For every line in the data below that contains "probabilístic", copy the line.

[Saved entries]
++++
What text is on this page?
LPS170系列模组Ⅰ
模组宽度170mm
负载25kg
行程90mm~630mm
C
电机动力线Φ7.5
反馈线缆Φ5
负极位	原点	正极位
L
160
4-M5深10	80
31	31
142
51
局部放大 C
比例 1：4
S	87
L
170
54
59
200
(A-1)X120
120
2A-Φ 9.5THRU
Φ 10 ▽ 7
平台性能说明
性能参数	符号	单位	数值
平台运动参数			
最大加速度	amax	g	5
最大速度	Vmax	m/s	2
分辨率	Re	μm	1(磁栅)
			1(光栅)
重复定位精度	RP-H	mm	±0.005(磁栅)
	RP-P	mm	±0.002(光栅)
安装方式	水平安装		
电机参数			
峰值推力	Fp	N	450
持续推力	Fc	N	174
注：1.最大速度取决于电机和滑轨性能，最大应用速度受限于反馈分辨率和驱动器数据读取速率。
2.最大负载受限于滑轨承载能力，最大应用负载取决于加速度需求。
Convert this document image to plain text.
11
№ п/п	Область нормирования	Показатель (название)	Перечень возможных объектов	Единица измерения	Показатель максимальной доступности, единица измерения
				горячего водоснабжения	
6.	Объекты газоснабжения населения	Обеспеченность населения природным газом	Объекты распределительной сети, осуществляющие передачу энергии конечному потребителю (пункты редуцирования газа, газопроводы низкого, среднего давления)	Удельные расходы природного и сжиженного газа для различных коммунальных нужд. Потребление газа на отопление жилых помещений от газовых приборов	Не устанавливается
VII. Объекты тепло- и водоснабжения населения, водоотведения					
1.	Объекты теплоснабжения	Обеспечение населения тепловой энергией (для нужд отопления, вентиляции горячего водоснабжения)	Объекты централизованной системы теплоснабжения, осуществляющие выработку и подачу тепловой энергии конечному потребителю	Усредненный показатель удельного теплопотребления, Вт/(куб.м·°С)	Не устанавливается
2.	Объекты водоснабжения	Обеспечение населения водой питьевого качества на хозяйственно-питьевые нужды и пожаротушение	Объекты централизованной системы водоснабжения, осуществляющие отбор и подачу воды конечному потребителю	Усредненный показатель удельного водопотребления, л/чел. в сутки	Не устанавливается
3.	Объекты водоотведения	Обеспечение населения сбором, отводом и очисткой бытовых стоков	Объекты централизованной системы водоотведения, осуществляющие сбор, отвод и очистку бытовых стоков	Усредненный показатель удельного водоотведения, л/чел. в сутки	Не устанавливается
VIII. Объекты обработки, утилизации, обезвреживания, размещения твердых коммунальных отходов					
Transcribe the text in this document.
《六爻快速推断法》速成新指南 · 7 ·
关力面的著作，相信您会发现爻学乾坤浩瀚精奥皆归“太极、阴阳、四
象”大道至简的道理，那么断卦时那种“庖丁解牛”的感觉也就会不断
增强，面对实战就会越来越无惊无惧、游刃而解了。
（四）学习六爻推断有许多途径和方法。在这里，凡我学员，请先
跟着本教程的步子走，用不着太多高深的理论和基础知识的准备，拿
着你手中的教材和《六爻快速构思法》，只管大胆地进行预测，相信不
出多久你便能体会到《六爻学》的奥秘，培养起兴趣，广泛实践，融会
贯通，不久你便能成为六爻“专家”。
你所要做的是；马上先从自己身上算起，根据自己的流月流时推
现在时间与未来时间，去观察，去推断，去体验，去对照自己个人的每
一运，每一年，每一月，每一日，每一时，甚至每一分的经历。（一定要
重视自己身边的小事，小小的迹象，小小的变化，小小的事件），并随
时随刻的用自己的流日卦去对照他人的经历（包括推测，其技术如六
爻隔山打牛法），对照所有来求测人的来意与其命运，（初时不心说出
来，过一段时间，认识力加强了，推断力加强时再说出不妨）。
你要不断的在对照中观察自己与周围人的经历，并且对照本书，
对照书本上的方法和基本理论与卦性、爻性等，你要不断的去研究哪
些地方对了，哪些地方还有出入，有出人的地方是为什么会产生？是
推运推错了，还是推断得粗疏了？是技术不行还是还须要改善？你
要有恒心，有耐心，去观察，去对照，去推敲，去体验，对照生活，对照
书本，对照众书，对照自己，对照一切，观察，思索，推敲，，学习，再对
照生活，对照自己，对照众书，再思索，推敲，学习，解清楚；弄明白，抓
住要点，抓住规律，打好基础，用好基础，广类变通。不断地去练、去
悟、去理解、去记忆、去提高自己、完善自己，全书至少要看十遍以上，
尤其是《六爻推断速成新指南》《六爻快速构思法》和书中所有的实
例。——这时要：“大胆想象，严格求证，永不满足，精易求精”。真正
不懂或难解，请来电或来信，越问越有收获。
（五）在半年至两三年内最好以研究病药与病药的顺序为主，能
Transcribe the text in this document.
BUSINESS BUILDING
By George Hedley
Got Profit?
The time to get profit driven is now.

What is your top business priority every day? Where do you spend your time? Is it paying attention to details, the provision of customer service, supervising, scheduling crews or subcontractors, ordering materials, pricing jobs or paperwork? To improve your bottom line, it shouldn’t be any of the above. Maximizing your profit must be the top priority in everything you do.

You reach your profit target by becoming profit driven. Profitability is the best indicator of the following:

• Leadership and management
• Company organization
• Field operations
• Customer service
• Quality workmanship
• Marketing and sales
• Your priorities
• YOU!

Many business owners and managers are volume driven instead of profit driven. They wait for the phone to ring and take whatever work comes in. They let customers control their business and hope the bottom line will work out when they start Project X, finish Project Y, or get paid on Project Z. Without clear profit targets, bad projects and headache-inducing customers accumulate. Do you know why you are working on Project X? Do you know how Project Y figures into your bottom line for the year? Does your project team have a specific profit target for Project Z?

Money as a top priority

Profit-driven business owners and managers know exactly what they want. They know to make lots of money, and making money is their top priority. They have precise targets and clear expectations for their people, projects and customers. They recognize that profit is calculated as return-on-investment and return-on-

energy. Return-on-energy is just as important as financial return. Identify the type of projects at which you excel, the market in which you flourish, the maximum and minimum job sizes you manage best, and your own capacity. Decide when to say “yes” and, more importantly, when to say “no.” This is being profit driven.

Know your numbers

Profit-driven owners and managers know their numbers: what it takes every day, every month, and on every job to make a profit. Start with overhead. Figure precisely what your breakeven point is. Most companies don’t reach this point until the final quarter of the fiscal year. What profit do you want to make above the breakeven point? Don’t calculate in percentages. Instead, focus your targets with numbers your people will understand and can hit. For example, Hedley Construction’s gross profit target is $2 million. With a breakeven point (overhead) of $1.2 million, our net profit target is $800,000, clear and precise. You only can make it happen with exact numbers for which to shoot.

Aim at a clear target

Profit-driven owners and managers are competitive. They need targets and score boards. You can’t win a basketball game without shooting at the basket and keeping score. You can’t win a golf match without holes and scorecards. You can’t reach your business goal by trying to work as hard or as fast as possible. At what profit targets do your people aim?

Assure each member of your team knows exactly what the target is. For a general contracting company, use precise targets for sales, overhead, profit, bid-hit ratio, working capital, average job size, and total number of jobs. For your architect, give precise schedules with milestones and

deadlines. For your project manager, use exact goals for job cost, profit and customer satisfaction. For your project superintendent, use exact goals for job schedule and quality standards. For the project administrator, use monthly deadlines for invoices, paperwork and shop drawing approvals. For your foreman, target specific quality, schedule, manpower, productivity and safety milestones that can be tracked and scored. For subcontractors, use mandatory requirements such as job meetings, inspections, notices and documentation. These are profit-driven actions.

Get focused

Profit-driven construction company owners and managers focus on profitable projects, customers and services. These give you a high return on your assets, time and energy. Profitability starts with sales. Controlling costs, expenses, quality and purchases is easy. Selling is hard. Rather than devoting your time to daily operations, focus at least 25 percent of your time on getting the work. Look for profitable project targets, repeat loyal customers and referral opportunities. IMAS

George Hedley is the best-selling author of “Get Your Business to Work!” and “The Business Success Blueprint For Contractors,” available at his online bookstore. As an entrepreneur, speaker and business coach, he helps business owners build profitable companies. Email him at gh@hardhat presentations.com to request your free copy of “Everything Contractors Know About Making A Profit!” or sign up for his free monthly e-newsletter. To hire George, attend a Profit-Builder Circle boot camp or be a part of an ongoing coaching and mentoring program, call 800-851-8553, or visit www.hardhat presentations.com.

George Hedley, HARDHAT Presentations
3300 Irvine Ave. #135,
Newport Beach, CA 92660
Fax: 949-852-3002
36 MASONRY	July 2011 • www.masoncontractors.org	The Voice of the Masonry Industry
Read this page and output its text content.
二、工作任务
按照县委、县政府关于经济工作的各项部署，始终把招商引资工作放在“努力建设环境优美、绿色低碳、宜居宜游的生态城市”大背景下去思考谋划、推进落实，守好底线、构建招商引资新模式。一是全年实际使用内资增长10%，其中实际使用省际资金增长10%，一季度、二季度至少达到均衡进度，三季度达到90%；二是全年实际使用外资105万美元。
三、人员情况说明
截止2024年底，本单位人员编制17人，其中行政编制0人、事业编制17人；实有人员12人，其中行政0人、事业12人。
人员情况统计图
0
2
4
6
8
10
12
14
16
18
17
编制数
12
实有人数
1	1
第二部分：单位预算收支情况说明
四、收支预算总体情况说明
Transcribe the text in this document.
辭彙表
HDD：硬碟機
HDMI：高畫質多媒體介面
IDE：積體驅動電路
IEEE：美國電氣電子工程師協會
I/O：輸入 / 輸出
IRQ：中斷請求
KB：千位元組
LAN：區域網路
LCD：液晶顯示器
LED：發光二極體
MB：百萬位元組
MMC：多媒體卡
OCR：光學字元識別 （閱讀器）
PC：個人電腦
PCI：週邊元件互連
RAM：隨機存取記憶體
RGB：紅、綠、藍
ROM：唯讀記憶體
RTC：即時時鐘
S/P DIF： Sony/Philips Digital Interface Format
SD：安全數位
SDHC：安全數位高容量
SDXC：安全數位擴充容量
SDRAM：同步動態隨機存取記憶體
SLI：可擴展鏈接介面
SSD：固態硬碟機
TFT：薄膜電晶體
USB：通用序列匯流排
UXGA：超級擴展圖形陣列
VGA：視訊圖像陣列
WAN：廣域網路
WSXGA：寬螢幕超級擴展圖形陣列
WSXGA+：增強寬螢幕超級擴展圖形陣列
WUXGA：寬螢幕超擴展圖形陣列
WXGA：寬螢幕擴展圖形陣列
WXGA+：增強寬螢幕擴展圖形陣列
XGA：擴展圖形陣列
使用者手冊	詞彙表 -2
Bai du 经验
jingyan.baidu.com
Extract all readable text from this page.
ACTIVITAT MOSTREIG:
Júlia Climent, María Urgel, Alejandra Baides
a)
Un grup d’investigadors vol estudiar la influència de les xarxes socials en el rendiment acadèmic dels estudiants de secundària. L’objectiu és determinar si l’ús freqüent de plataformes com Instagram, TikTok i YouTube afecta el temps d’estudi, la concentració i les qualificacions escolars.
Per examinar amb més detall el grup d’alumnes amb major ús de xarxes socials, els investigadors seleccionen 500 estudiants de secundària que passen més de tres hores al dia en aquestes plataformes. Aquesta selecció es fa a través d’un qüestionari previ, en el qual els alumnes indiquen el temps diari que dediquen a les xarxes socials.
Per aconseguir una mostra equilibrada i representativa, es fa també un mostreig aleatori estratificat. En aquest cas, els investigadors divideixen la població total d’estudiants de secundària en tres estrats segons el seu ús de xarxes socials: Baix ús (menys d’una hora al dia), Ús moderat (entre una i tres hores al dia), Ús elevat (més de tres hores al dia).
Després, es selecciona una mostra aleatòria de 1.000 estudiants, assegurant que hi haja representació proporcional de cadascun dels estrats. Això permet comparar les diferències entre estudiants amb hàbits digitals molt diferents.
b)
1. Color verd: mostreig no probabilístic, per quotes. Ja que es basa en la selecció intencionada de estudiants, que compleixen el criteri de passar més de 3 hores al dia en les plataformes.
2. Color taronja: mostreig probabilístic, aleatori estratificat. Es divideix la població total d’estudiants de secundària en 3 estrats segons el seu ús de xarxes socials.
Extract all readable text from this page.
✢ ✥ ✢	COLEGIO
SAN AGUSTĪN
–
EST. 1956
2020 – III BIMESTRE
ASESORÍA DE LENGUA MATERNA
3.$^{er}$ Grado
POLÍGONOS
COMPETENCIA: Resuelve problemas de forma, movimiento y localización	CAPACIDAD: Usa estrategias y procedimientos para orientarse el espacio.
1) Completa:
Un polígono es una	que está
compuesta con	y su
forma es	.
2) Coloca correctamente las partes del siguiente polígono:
++++
Expected answer:
1. Color verd: mostreig no probabilístic, per quotes. Ja que es basa en la selecció intencionada de estudiants, que compleixen el criteri de passar més de 3 hores al dia en les plataformes.
2. Color taronja: mostreig probabilístic, aleatori estratificat. Es divideix la població total d’estudiants de secundària en 3 estrats segons el seu ús de xarxes socials.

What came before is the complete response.